**Brief:** Reproduce the records below exactly as they appear, omitting any pictures they contain.
+ + + + +
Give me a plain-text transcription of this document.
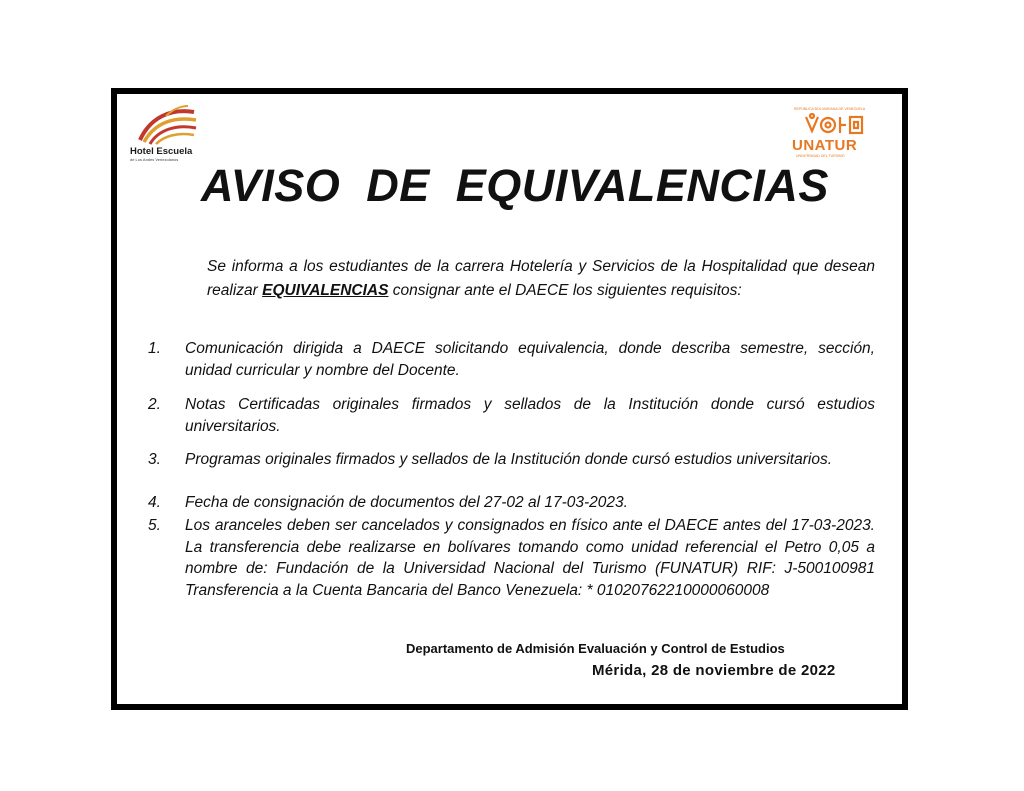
Hotel Escuela
de Los Andes Venezolanos
REPÚBLICA BOLIVARIANA DE VENEZUELA
UNATUR
UNIVERSIDAD DEL TURISMO
AVISO  DE  EQUIVALENCIAS
Se informa a los estudiantes de la carrera Hotelería y Servicios de la Hospitalidad que desean realizar EQUIVALENCIAS consignar ante el DAECE los siguientes requisitos:
1. Comunicación dirigida a DAECE solicitando equivalencia, donde describa semestre, sección, unidad curricular y nombre del Docente.
2. Notas Certificadas originales firmados y sellados de la Institución donde cursó estudios universitarios.
3. Programas originales firmados y sellados de la Institución donde cursó estudios universitarios.
4. Fecha de consignación de documentos del 27-02 al 17-03-2023.
5. Los aranceles deben ser cancelados y consignados en físico ante el DAECE antes del 17-03-2023. La transferencia debe realizarse en bolívares tomando como unidad referencial el Petro 0,05 a nombre de: Fundación de la Universidad Nacional del Turismo (FUNATUR) RIF: J-500100981 Transferencia a la Cuenta Bancaria del Banco Venezuela: * 01020762210000060008
Departamento de Admisión Evaluación y Control de Estudios
Mérida, 28 de noviembre de 2022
+ + + + +
**Complete output:**
Give me a plain-text transcription of this document.
Hotel Escuela
de Los Andes Venezolanos
REPÚBLICA BOLIVARIANA DE VENEZUELA
UNATUR
UNIVERSIDAD DEL TURISMO
AVISO  DE  EQUIVALENCIAS
Se informa a los estudiantes de la carrera Hotelería y Servicios de la Hospitalidad que desean realizar EQUIVALENCIAS consignar ante el DAECE los siguientes requisitos:
1. Comunicación dirigida a DAECE solicitando equivalencia, donde describa semestre, sección, unidad curricular y nombre del Docente.
2. Notas Certificadas originales firmados y sellados de la Institución donde cursó estudios universitarios.
3. Programas originales firmados y sellados de la Institución donde cursó estudios universitarios.
4. Fecha de consignación de documentos del 27-02 al 17-03-2023.
5. Los aranceles deben ser cancelados y consignados en físico ante el DAECE antes del 17-03-2023. La transferencia debe realizarse en bolívares tomando como unidad referencial el Petro 0,05 a nombre de: Fundación de la Universidad Nacional del Turismo (FUNATUR) RIF: J-500100981 Transferencia a la Cuenta Bancaria del Banco Venezuela: * 01020762210000060008
Departamento de Admisión Evaluación y Control de Estudios
Mérida, 28 de noviembre de 2022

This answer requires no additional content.